### Set task
In the entries below, count every line containing "weaker". Return the number and nothing else.

### Provided entries
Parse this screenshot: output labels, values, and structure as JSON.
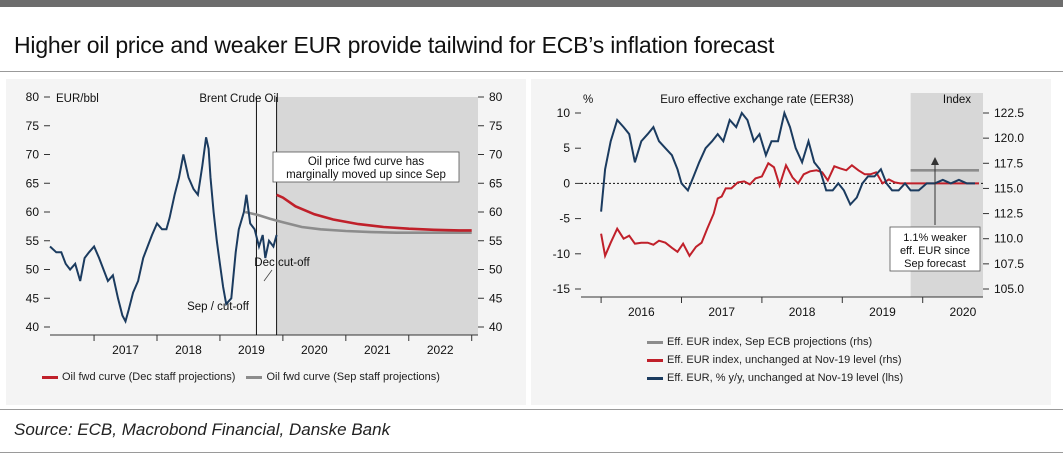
{
  "title": "Higher oil price and weaker EUR provide tailwind for ECB’s inflation forecast",
  "source": "Source: ECB, Macrobond Financial, Danske Bank",
  "colors": {
    "navy": "#1b3b5f",
    "red": "#c0202a",
    "gray": "#8c8c8c",
    "shade": "#d7d7d7"
  },
  "chart_data": [
    {
      "type": "line",
      "title": "Brent Crude Oil",
      "ylabel": "EUR/bbl",
      "ylim": [
        40,
        80
      ],
      "yticks": [
        "40",
        "45",
        "50",
        "55",
        "60",
        "65",
        "70",
        "75",
        "80"
      ],
      "xlim": [
        2016.3,
        2023.1
      ],
      "years": [
        "2017",
        "2018",
        "2019",
        "2020",
        "2021",
        "2022"
      ],
      "shaded_from": 2019.9,
      "annotations": {
        "sep": "Sep / cut-off",
        "dec": "Dec cut-off",
        "box_line1": "Oil price fwd curve has",
        "box_line2": "marginally moved up since Sep"
      },
      "series": [
        {
          "name": "Brent Crude Oil (EUR/bbl)",
          "x": [
            2016.3,
            2016.4,
            2016.48,
            2016.55,
            2016.62,
            2016.7,
            2016.78,
            2016.85,
            2016.92,
            2017.0,
            2017.08,
            2017.15,
            2017.22,
            2017.3,
            2017.38,
            2017.45,
            2017.5,
            2017.55,
            2017.62,
            2017.7,
            2017.78,
            2017.85,
            2017.92,
            2018.0,
            2018.08,
            2018.15,
            2018.2,
            2018.28,
            2018.35,
            2018.42,
            2018.5,
            2018.58,
            2018.65,
            2018.72,
            2018.78,
            2018.82,
            2018.85,
            2018.9,
            2018.95,
            2019.0,
            2019.05,
            2019.1,
            2019.18,
            2019.25,
            2019.3,
            2019.38,
            2019.42,
            2019.48,
            2019.55,
            2019.62,
            2019.68,
            2019.72,
            2019.78,
            2019.85,
            2019.9
          ],
          "values": [
            54,
            53,
            53,
            51,
            50,
            51,
            48,
            52,
            53,
            54,
            52,
            50,
            48,
            49,
            45,
            42,
            41,
            43,
            46,
            48,
            52,
            54,
            56,
            58,
            57,
            57,
            59,
            63,
            66,
            70,
            66,
            64,
            63,
            68,
            73,
            71,
            66,
            60,
            55,
            51,
            47,
            44,
            45,
            53,
            57,
            60,
            63,
            58,
            57,
            54,
            56,
            52,
            55,
            54,
            56
          ]
        },
        {
          "name": "Oil fwd curve (Dec staff projections)",
          "x": [
            2019.9,
            2020.0,
            2020.2,
            2020.5,
            2020.8,
            2021.2,
            2021.6,
            2022.0,
            2022.4,
            2022.8,
            2023.0
          ],
          "values": [
            63,
            62.5,
            61,
            59.6,
            58.7,
            57.9,
            57.4,
            57.1,
            56.9,
            56.8,
            56.8
          ]
        },
        {
          "name": "Oil fwd curve (Sep staff projections)",
          "x": [
            2019.4,
            2019.6,
            2019.8,
            2020.0,
            2020.3,
            2020.6,
            2021.0,
            2021.4,
            2021.8,
            2022.2,
            2022.6,
            2023.0
          ],
          "values": [
            60,
            59.5,
            58.8,
            58.2,
            57.4,
            57,
            56.7,
            56.5,
            56.4,
            56.4,
            56.4,
            56.4
          ]
        }
      ],
      "legend": [
        "Oil fwd curve (Dec staff projections)",
        "Oil fwd curve (Sep staff projections)"
      ]
    },
    {
      "type": "line",
      "title": "Euro effective exchange rate (EER38)",
      "ylabel_left": "%",
      "ylabel_right": "Index",
      "ylim_left": [
        -15,
        10
      ],
      "ylim_right": [
        105,
        122.5
      ],
      "yticks_left": [
        "-15",
        "-10",
        "-5",
        "0",
        "5",
        "10"
      ],
      "yticks_right": [
        "105.0",
        "107.5",
        "110.0",
        "112.5",
        "115.0",
        "117.5",
        "120.0",
        "122.5"
      ],
      "xlim": [
        2015.75,
        2020.75
      ],
      "years": [
        "2016",
        "2017",
        "2018",
        "2019",
        "2020"
      ],
      "shaded_from": 2019.85,
      "annotations": {
        "box_line1": "1.1% weaker",
        "box_line2": "eff. EUR since",
        "box_line3": "Sep forecast"
      },
      "series": [
        {
          "name": "Eff. EUR, % y/y, unchanged at Nov-19 level (lhs)",
          "axis": "left",
          "x": [
            2016.0,
            2016.05,
            2016.12,
            2016.2,
            2016.28,
            2016.35,
            2016.42,
            2016.5,
            2016.58,
            2016.65,
            2016.72,
            2016.8,
            2016.88,
            2016.95,
            2017.0,
            2017.08,
            2017.15,
            2017.22,
            2017.3,
            2017.38,
            2017.45,
            2017.52,
            2017.6,
            2017.68,
            2017.75,
            2017.82,
            2017.9,
            2017.97,
            2018.05,
            2018.12,
            2018.2,
            2018.28,
            2018.35,
            2018.42,
            2018.5,
            2018.58,
            2018.65,
            2018.72,
            2018.8,
            2018.88,
            2018.95,
            2019.02,
            2019.1,
            2019.18,
            2019.25,
            2019.32,
            2019.4,
            2019.48,
            2019.55,
            2019.62,
            2019.7,
            2019.78,
            2019.85,
            2019.95,
            2020.05,
            2020.15,
            2020.25,
            2020.35,
            2020.45,
            2020.55,
            2020.65
          ],
          "values": [
            -4,
            2,
            6,
            9,
            8,
            7,
            3,
            6,
            7,
            8,
            6,
            5,
            4,
            2,
            0,
            -1,
            1,
            3,
            5,
            6,
            7,
            6,
            9,
            8,
            10,
            9,
            6,
            7,
            4,
            6,
            6,
            10,
            8,
            5,
            3,
            6,
            3,
            2,
            -1,
            -1,
            0,
            -1,
            -3,
            -2,
            0,
            1,
            1,
            2,
            0,
            -1,
            -1,
            0,
            -1,
            -1,
            0,
            0,
            0.5,
            0,
            0.5,
            0,
            0
          ]
        },
        {
          "name": "Eff. EUR index, unchanged at Nov-19 level (rhs)",
          "axis": "right",
          "x": [
            2016.0,
            2016.05,
            2016.12,
            2016.2,
            2016.28,
            2016.35,
            2016.42,
            2016.5,
            2016.58,
            2016.65,
            2016.72,
            2016.8,
            2016.88,
            2016.95,
            2017.02,
            2017.1,
            2017.18,
            2017.25,
            2017.32,
            2017.4,
            2017.45,
            2017.5,
            2017.55,
            2017.62,
            2017.7,
            2017.78,
            2017.85,
            2017.92,
            2018.0,
            2018.08,
            2018.15,
            2018.22,
            2018.3,
            2018.38,
            2018.45,
            2018.52,
            2018.6,
            2018.68,
            2018.75,
            2018.82,
            2018.9,
            2018.97,
            2019.05,
            2019.12,
            2019.2,
            2019.28,
            2019.35,
            2019.42,
            2019.5,
            2019.58,
            2019.65,
            2019.72,
            2019.8,
            2019.85,
            2020.0,
            2020.2,
            2020.4,
            2020.6,
            2020.7
          ],
          "values": [
            110.5,
            108.3,
            109.6,
            111,
            110,
            110.3,
            109.5,
            109.6,
            109.6,
            109.4,
            109.8,
            109.6,
            109.1,
            108.7,
            109.5,
            108.3,
            109.2,
            109.6,
            111,
            112.5,
            114,
            114.2,
            115,
            115,
            115.6,
            115.7,
            115.4,
            116,
            116.2,
            117.5,
            117.1,
            115.3,
            117.3,
            116.1,
            115.5,
            116.4,
            116.7,
            116.8,
            116.6,
            115.8,
            117.2,
            117,
            116.8,
            117.3,
            116.8,
            116.4,
            116.4,
            116.6,
            115.5,
            115.9,
            115.6,
            115.5,
            115.5,
            115.5,
            115.5,
            115.5,
            115.5,
            115.5,
            115.5
          ]
        },
        {
          "name": "Eff. EUR index, Sep ECB projections (rhs)",
          "axis": "right",
          "x": [
            2019.85,
            2020.7
          ],
          "values": [
            116.8,
            116.8
          ]
        }
      ],
      "legend": [
        "Eff. EUR index, Sep ECB projections (rhs)",
        "Eff. EUR index, unchanged at Nov-19 level (rhs)",
        "Eff. EUR, % y/y, unchanged at Nov-19 level (lhs)"
      ]
    }
  ]
}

### Reply to the task
2